Aim of the exercise =>
Repeat every record below exactly as it appears.

--------

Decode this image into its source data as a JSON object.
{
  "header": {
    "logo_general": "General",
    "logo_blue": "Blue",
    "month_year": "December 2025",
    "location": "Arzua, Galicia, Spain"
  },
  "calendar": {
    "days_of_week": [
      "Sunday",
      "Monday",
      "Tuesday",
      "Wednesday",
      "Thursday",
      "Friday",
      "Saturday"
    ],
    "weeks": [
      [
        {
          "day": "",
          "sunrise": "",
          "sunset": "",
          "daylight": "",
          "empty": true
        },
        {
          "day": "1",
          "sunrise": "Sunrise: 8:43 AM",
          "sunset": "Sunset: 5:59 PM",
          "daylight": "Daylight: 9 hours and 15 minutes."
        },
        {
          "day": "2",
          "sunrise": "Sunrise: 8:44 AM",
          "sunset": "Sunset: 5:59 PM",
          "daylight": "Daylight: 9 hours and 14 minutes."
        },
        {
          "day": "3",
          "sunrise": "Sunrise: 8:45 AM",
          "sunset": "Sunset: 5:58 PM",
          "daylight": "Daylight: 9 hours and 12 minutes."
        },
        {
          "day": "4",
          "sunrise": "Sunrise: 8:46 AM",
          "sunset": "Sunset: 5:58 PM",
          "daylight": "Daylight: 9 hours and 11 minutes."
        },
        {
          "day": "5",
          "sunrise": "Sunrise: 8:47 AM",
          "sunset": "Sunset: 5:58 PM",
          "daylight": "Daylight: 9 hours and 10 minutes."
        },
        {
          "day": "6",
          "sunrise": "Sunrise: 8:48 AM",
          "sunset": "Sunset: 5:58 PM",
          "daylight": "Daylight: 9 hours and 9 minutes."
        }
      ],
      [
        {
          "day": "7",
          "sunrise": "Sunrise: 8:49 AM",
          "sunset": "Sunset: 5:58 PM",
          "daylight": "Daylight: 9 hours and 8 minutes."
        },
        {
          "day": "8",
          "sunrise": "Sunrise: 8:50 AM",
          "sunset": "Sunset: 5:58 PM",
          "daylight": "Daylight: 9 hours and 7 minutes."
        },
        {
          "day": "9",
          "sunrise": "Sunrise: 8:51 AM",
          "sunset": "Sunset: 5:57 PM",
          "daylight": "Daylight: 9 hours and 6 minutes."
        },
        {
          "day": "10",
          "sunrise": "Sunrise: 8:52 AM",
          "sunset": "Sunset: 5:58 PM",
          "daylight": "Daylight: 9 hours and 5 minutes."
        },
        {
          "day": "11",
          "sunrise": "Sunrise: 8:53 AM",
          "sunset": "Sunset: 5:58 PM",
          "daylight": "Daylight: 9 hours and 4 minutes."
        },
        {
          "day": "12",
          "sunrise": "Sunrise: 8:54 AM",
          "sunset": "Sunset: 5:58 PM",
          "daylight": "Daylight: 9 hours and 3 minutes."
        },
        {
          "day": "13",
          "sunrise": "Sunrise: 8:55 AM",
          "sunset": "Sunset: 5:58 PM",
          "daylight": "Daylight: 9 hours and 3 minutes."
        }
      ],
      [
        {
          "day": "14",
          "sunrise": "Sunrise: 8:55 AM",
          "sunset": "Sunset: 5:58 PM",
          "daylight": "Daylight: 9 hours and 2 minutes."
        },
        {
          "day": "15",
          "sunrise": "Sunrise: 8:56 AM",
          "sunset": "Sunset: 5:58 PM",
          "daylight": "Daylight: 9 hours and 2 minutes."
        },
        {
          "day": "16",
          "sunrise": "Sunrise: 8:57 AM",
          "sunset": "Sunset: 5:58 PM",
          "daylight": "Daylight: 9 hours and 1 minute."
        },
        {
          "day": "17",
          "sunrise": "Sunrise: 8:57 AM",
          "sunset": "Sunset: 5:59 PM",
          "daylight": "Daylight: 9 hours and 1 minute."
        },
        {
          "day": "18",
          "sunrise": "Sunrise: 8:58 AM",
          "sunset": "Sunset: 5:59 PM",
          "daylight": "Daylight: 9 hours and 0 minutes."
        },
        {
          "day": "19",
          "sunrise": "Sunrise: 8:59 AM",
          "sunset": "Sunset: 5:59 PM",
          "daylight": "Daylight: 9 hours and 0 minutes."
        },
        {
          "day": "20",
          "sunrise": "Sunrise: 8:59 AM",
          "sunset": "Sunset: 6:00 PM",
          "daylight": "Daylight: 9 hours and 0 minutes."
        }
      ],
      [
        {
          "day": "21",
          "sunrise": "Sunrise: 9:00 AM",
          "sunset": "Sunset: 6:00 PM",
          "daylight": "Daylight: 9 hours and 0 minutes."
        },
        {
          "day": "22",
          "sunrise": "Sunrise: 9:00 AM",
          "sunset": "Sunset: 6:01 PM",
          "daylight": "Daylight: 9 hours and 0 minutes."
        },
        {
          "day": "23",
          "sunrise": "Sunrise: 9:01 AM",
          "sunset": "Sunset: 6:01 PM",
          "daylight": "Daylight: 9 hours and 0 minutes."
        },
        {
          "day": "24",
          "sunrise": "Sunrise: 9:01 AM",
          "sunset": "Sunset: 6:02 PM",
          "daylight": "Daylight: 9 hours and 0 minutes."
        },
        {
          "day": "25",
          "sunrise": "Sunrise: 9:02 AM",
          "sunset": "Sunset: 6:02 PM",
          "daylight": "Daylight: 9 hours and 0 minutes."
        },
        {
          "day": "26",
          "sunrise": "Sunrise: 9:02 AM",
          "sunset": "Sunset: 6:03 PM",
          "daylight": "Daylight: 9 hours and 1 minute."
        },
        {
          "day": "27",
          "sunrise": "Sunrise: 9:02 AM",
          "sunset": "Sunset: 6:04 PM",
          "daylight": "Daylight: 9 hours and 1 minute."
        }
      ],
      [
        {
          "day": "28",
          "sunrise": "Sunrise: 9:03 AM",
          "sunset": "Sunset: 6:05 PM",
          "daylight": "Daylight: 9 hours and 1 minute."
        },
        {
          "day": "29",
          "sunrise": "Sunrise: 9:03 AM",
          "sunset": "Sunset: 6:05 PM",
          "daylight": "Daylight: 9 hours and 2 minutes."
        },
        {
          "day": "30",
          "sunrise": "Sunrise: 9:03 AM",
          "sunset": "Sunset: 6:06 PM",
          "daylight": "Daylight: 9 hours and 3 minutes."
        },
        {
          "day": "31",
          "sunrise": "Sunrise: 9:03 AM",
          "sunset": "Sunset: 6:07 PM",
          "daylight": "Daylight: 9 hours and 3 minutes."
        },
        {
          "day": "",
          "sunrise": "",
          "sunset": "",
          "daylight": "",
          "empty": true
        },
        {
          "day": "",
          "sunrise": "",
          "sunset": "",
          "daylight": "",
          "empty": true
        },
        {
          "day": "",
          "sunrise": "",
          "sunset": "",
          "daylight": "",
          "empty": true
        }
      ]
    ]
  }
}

--------

Solved exercise =>
Decode this image into its source data as a JSON object.
{
  "header": {
    "logo_general": "General",
    "logo_blue": "Blue",
    "month_year": "December 2025",
    "location": "Arzua, Galicia, Spain"
  },
  "calendar": {
    "days_of_week": [
      "Sunday",
      "Monday",
      "Tuesday",
      "Wednesday",
      "Thursday",
      "Friday",
      "Saturday"
    ],
    "weeks": [
      [
        {
          "day": "",
          "sunrise": "",
          "sunset": "",
          "daylight": "",
          "empty": true
        },
        {
          "day": "1",
          "sunrise": "Sunrise: 8:43 AM",
          "sunset": "Sunset: 5:59 PM",
          "daylight": "Daylight: 9 hours and 15 minutes."
        },
        {
          "day": "2",
          "sunrise": "Sunrise: 8:44 AM",
          "sunset": "Sunset: 5:59 PM",
          "daylight": "Daylight: 9 hours and 14 minutes."
        },
        {
          "day": "3",
          "sunrise": "Sunrise: 8:45 AM",
          "sunset": "Sunset: 5:58 PM",
          "daylight": "Daylight: 9 hours and 12 minutes."
        },
        {
          "day": "4",
          "sunrise": "Sunrise: 8:46 AM",
          "sunset": "Sunset: 5:58 PM",
          "daylight": "Daylight: 9 hours and 11 minutes."
        },
        {
          "day": "5",
          "sunrise": "Sunrise: 8:47 AM",
          "sunset": "Sunset: 5:58 PM",
          "daylight": "Daylight: 9 hours and 10 minutes."
        },
        {
          "day": "6",
          "sunrise": "Sunrise: 8:48 AM",
          "sunset": "Sunset: 5:58 PM",
          "daylight": "Daylight: 9 hours and 9 minutes."
        }
      ],
      [
        {
          "day": "7",
          "sunrise": "Sunrise: 8:49 AM",
          "sunset": "Sunset: 5:58 PM",
          "daylight": "Daylight: 9 hours and 8 minutes."
        },
        {
          "day": "8",
          "sunrise": "Sunrise: 8:50 AM",
          "sunset": "Sunset: 5:58 PM",
          "daylight": "Daylight: 9 hours and 7 minutes."
        },
        {
          "day": "9",
          "sunrise": "Sunrise: 8:51 AM",
          "sunset": "Sunset: 5:57 PM",
          "daylight": "Daylight: 9 hours and 6 minutes."
        },
        {
          "day": "10",
          "sunrise": "Sunrise: 8:52 AM",
          "sunset": "Sunset: 5:58 PM",
          "daylight": "Daylight: 9 hours and 5 minutes."
        },
        {
          "day": "11",
          "sunrise": "Sunrise: 8:53 AM",
          "sunset": "Sunset: 5:58 PM",
          "daylight": "Daylight: 9 hours and 4 minutes."
        },
        {
          "day": "12",
          "sunrise": "Sunrise: 8:54 AM",
          "sunset": "Sunset: 5:58 PM",
          "daylight": "Daylight: 9 hours and 3 minutes."
        },
        {
          "day": "13",
          "sunrise": "Sunrise: 8:55 AM",
          "sunset": "Sunset: 5:58 PM",
          "daylight": "Daylight: 9 hours and 3 minutes."
        }
      ],
      [
        {
          "day": "14",
          "sunrise": "Sunrise: 8:55 AM",
          "sunset": "Sunset: 5:58 PM",
          "daylight": "Daylight: 9 hours and 2 minutes."
        },
        {
          "day": "15",
          "sunrise": "Sunrise: 8:56 AM",
          "sunset": "Sunset: 5:58 PM",
          "daylight": "Daylight: 9 hours and 2 minutes."
        },
        {
          "day": "16",
          "sunrise": "Sunrise: 8:57 AM",
          "sunset": "Sunset: 5:58 PM",
          "daylight": "Daylight: 9 hours and 1 minute."
        },
        {
          "day": "17",
          "sunrise": "Sunrise: 8:57 AM",
          "sunset": "Sunset: 5:59 PM",
          "daylight": "Daylight: 9 hours and 1 minute."
        },
        {
          "day": "18",
          "sunrise": "Sunrise: 8:58 AM",
          "sunset": "Sunset: 5:59 PM",
          "daylight": "Daylight: 9 hours and 0 minutes."
        },
        {
          "day": "19",
          "sunrise": "Sunrise: 8:59 AM",
          "sunset": "Sunset: 5:59 PM",
          "daylight": "Daylight: 9 hours and 0 minutes."
        },
        {
          "day": "20",
          "sunrise": "Sunrise: 8:59 AM",
          "sunset": "Sunset: 6:00 PM",
          "daylight": "Daylight: 9 hours and 0 minutes."
        }
      ],
      [
        {
          "day": "21",
          "sunrise": "Sunrise: 9:00 AM",
          "sunset": "Sunset: 6:00 PM",
          "daylight": "Daylight: 9 hours and 0 minutes."
        },
        {
          "day": "22",
          "sunrise": "Sunrise: 9:00 AM",
          "sunset": "Sunset: 6:01 PM",
          "daylight": "Daylight: 9 hours and 0 minutes."
        },
        {
          "day": "23",
          "sunrise": "Sunrise: 9:01 AM",
          "sunset": "Sunset: 6:01 PM",
          "daylight": "Daylight: 9 hours and 0 minutes."
        },
        {
          "day": "24",
          "sunrise": "Sunrise: 9:01 AM",
          "sunset": "Sunset: 6:02 PM",
          "daylight": "Daylight: 9 hours and 0 minutes."
        },
        {
          "day": "25",
          "sunrise": "Sunrise: 9:02 AM",
          "sunset": "Sunset: 6:02 PM",
          "daylight": "Daylight: 9 hours and 0 minutes."
        },
        {
          "day": "26",
          "sunrise": "Sunrise: 9:02 AM",
          "sunset": "Sunset: 6:03 PM",
          "daylight": "Daylight: 9 hours and 1 minute."
        },
        {
          "day": "27",
          "sunrise": "Sunrise: 9:02 AM",
          "sunset": "Sunset: 6:04 PM",
          "daylight": "Daylight: 9 hours and 1 minute."
        }
      ],
      [
        {
          "day": "28",
          "sunrise": "Sunrise: 9:03 AM",
          "sunset": "Sunset: 6:05 PM",
          "daylight": "Daylight: 9 hours and 1 minute."
        },
        {
          "day": "29",
          "sunrise": "Sunrise: 9:03 AM",
          "sunset": "Sunset: 6:05 PM",
          "daylight": "Daylight: 9 hours and 2 minutes."
        },
        {
          "day": "30",
          "sunrise": "Sunrise: 9:03 AM",
          "sunset": "Sunset: 6:06 PM",
          "daylight": "Daylight: 9 hours and 3 minutes."
        },
        {
          "day": "31",
          "sunrise": "Sunrise: 9:03 AM",
          "sunset": "Sunset: 6:07 PM",
          "daylight": "Daylight: 9 hours and 3 minutes."
        },
        {
          "day": "",
          "sunrise": "",
          "sunset": "",
          "daylight": "",
          "empty": true
        },
        {
          "day": "",
          "sunrise": "",
          "sunset": "",
          "daylight": "",
          "empty": true
        },
        {
          "day": "",
          "sunrise": "",
          "sunset": "",
          "daylight": "",
          "empty": true
        }
      ]
    ]
  }
}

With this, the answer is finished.